▶ **TASK DIRECTIONS**
The records that follow should be retyped word for word.

▶ **ENTRIES SHOWN**
start

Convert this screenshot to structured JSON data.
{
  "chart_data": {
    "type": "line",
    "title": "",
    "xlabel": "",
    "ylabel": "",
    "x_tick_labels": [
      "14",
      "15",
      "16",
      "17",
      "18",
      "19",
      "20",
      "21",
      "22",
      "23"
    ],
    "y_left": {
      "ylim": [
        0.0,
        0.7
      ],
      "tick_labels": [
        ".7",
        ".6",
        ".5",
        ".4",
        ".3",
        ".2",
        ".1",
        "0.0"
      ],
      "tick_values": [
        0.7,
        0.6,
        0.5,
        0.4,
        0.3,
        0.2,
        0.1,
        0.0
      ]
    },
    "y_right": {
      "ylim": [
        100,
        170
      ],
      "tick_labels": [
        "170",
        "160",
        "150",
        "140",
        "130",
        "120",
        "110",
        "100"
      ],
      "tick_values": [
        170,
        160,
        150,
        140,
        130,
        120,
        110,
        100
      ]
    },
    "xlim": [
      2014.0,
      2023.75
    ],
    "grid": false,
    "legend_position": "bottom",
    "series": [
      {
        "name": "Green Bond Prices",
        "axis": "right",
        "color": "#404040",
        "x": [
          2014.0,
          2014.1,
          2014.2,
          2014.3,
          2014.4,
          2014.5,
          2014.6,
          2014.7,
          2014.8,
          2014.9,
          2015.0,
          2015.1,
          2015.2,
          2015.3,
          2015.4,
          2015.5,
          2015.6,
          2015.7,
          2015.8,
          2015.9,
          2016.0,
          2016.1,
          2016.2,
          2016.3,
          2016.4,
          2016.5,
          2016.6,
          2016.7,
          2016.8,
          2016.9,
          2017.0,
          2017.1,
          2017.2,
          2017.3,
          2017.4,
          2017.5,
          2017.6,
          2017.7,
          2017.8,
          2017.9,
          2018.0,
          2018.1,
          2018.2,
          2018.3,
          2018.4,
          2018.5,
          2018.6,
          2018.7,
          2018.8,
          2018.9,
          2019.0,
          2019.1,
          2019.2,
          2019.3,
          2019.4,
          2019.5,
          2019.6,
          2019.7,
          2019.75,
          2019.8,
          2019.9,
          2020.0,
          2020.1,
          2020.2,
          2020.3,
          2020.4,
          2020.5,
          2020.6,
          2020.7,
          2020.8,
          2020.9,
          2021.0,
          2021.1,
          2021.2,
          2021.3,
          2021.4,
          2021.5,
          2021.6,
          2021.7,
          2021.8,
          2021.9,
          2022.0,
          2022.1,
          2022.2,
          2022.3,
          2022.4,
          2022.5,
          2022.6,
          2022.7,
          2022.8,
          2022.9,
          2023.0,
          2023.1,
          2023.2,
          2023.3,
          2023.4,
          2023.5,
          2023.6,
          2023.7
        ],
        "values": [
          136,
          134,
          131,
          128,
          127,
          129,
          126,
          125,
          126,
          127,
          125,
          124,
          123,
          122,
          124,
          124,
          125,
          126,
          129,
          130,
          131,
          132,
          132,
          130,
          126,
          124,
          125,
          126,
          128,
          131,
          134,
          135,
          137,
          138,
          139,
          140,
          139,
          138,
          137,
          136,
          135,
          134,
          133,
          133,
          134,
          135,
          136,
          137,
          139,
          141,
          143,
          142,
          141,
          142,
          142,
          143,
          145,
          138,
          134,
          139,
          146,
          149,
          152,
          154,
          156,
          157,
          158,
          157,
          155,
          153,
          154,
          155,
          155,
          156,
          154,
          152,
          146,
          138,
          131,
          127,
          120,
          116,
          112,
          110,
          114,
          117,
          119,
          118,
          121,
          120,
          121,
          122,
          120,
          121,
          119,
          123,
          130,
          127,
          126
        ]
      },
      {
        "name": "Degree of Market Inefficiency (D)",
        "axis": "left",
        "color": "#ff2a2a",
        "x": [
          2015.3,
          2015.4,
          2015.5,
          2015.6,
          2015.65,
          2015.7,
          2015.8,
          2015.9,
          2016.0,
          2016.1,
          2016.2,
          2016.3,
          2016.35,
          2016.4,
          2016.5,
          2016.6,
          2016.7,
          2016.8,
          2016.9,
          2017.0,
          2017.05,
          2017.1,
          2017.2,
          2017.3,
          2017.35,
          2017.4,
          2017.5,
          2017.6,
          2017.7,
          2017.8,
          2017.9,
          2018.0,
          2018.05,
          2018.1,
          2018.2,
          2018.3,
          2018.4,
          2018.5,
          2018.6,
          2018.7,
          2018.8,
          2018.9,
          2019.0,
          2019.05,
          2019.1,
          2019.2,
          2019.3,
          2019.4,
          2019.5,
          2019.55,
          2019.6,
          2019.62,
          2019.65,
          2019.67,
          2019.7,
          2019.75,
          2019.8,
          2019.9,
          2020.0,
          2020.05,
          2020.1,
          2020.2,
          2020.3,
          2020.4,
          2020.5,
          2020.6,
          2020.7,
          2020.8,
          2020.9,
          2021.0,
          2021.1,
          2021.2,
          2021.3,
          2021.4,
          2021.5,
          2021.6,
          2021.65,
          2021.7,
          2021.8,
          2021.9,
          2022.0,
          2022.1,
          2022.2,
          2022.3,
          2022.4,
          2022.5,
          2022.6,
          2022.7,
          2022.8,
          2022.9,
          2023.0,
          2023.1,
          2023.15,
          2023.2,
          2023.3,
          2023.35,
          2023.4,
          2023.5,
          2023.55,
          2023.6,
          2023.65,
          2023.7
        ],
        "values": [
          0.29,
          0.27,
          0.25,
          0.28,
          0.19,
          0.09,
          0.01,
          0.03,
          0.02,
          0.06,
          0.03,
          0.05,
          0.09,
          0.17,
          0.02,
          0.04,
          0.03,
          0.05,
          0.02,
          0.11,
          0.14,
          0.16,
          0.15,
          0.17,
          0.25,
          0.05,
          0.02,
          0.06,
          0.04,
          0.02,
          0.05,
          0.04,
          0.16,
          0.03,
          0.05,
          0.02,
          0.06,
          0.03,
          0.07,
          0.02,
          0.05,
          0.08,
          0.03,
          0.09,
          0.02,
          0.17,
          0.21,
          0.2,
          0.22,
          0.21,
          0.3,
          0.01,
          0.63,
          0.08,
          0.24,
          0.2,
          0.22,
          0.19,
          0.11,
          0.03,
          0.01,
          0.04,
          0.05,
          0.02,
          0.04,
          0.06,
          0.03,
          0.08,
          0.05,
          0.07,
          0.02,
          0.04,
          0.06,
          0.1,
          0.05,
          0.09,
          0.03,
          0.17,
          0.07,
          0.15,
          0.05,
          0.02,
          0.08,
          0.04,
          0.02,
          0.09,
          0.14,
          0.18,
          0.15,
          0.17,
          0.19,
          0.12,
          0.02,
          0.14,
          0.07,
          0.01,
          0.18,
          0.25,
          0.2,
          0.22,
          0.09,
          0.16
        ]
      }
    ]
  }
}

end

▶ **EXPECTED ANSWER**
Convert this screenshot to structured JSON data.
{
  "chart_data": {
    "type": "line",
    "title": "",
    "xlabel": "",
    "ylabel": "",
    "x_tick_labels": [
      "14",
      "15",
      "16",
      "17",
      "18",
      "19",
      "20",
      "21",
      "22",
      "23"
    ],
    "y_left": {
      "ylim": [
        0.0,
        0.7
      ],
      "tick_labels": [
        ".7",
        ".6",
        ".5",
        ".4",
        ".3",
        ".2",
        ".1",
        "0.0"
      ],
      "tick_values": [
        0.7,
        0.6,
        0.5,
        0.4,
        0.3,
        0.2,
        0.1,
        0.0
      ]
    },
    "y_right": {
      "ylim": [
        100,
        170
      ],
      "tick_labels": [
        "170",
        "160",
        "150",
        "140",
        "130",
        "120",
        "110",
        "100"
      ],
      "tick_values": [
        170,
        160,
        150,
        140,
        130,
        120,
        110,
        100
      ]
    },
    "xlim": [
      2014.0,
      2023.75
    ],
    "grid": false,
    "legend_position": "bottom",
    "series": [
      {
        "name": "Green Bond Prices",
        "axis": "right",
        "color": "#404040",
        "x": [
          2014.0,
          2014.1,
          2014.2,
          2014.3,
          2014.4,
          2014.5,
          2014.6,
          2014.7,
          2014.8,
          2014.9,
          2015.0,
          2015.1,
          2015.2,
          2015.3,
          2015.4,
          2015.5,
          2015.6,
          2015.7,
          2015.8,
          2015.9,
          2016.0,
          2016.1,
          2016.2,
          2016.3,
          2016.4,
          2016.5,
          2016.6,
          2016.7,
          2016.8,
          2016.9,
          2017.0,
          2017.1,
          2017.2,
          2017.3,
          2017.4,
          2017.5,
          2017.6,
          2017.7,
          2017.8,
          2017.9,
          2018.0,
          2018.1,
          2018.2,
          2018.3,
          2018.4,
          2018.5,
          2018.6,
          2018.7,
          2018.8,
          2018.9,
          2019.0,
          2019.1,
          2019.2,
          2019.3,
          2019.4,
          2019.5,
          2019.6,
          2019.7,
          2019.75,
          2019.8,
          2019.9,
          2020.0,
          2020.1,
          2020.2,
          2020.3,
          2020.4,
          2020.5,
          2020.6,
          2020.7,
          2020.8,
          2020.9,
          2021.0,
          2021.1,
          2021.2,
          2021.3,
          2021.4,
          2021.5,
          2021.6,
          2021.7,
          2021.8,
          2021.9,
          2022.0,
          2022.1,
          2022.2,
          2022.3,
          2022.4,
          2022.5,
          2022.6,
          2022.7,
          2022.8,
          2022.9,
          2023.0,
          2023.1,
          2023.2,
          2023.3,
          2023.4,
          2023.5,
          2023.6,
          2023.7
        ],
        "values": [
          136,
          134,
          131,
          128,
          127,
          129,
          126,
          125,
          126,
          127,
          125,
          124,
          123,
          122,
          124,
          124,
          125,
          126,
          129,
          130,
          131,
          132,
          132,
          130,
          126,
          124,
          125,
          126,
          128,
          131,
          134,
          135,
          137,
          138,
          139,
          140,
          139,
          138,
          137,
          136,
          135,
          134,
          133,
          133,
          134,
          135,
          136,
          137,
          139,
          141,
          143,
          142,
          141,
          142,
          142,
          143,
          145,
          138,
          134,
          139,
          146,
          149,
          152,
          154,
          156,
          157,
          158,
          157,
          155,
          153,
          154,
          155,
          155,
          156,
          154,
          152,
          146,
          138,
          131,
          127,
          120,
          116,
          112,
          110,
          114,
          117,
          119,
          118,
          121,
          120,
          121,
          122,
          120,
          121,
          119,
          123,
          130,
          127,
          126
        ]
      },
      {
        "name": "Degree of Market Inefficiency (D)",
        "axis": "left",
        "color": "#ff2a2a",
        "x": [
          2015.3,
          2015.4,
          2015.5,
          2015.6,
          2015.65,
          2015.7,
          2015.8,
          2015.9,
          2016.0,
          2016.1,
          2016.2,
          2016.3,
          2016.35,
          2016.4,
          2016.5,
          2016.6,
          2016.7,
          2016.8,
          2016.9,
          2017.0,
          2017.05,
          2017.1,
          2017.2,
          2017.3,
          2017.35,
          2017.4,
          2017.5,
          2017.6,
          2017.7,
          2017.8,
          2017.9,
          2018.0,
          2018.05,
          2018.1,
          2018.2,
          2018.3,
          2018.4,
          2018.5,
          2018.6,
          2018.7,
          2018.8,
          2018.9,
          2019.0,
          2019.05,
          2019.1,
          2019.2,
          2019.3,
          2019.4,
          2019.5,
          2019.55,
          2019.6,
          2019.62,
          2019.65,
          2019.67,
          2019.7,
          2019.75,
          2019.8,
          2019.9,
          2020.0,
          2020.05,
          2020.1,
          2020.2,
          2020.3,
          2020.4,
          2020.5,
          2020.6,
          2020.7,
          2020.8,
          2020.9,
          2021.0,
          2021.1,
          2021.2,
          2021.3,
          2021.4,
          2021.5,
          2021.6,
          2021.65,
          2021.7,
          2021.8,
          2021.9,
          2022.0,
          2022.1,
          2022.2,
          2022.3,
          2022.4,
          2022.5,
          2022.6,
          2022.7,
          2022.8,
          2022.9,
          2023.0,
          2023.1,
          2023.15,
          2023.2,
          2023.3,
          2023.35,
          2023.4,
          2023.5,
          2023.55,
          2023.6,
          2023.65,
          2023.7
        ],
        "values": [
          0.29,
          0.27,
          0.25,
          0.28,
          0.19,
          0.09,
          0.01,
          0.03,
          0.02,
          0.06,
          0.03,
          0.05,
          0.09,
          0.17,
          0.02,
          0.04,
          0.03,
          0.05,
          0.02,
          0.11,
          0.14,
          0.16,
          0.15,
          0.17,
          0.25,
          0.05,
          0.02,
          0.06,
          0.04,
          0.02,
          0.05,
          0.04,
          0.16,
          0.03,
          0.05,
          0.02,
          0.06,
          0.03,
          0.07,
          0.02,
          0.05,
          0.08,
          0.03,
          0.09,
          0.02,
          0.17,
          0.21,
          0.2,
          0.22,
          0.21,
          0.3,
          0.01,
          0.63,
          0.08,
          0.24,
          0.2,
          0.22,
          0.19,
          0.11,
          0.03,
          0.01,
          0.04,
          0.05,
          0.02,
          0.04,
          0.06,
          0.03,
          0.08,
          0.05,
          0.07,
          0.02,
          0.04,
          0.06,
          0.1,
          0.05,
          0.09,
          0.03,
          0.17,
          0.07,
          0.15,
          0.05,
          0.02,
          0.08,
          0.04,
          0.02,
          0.09,
          0.14,
          0.18,
          0.15,
          0.17,
          0.19,
          0.12,
          0.02,
          0.14,
          0.07,
          0.01,
          0.18,
          0.25,
          0.2,
          0.22,
          0.09,
          0.16
        ]
      }
    ]
  }
}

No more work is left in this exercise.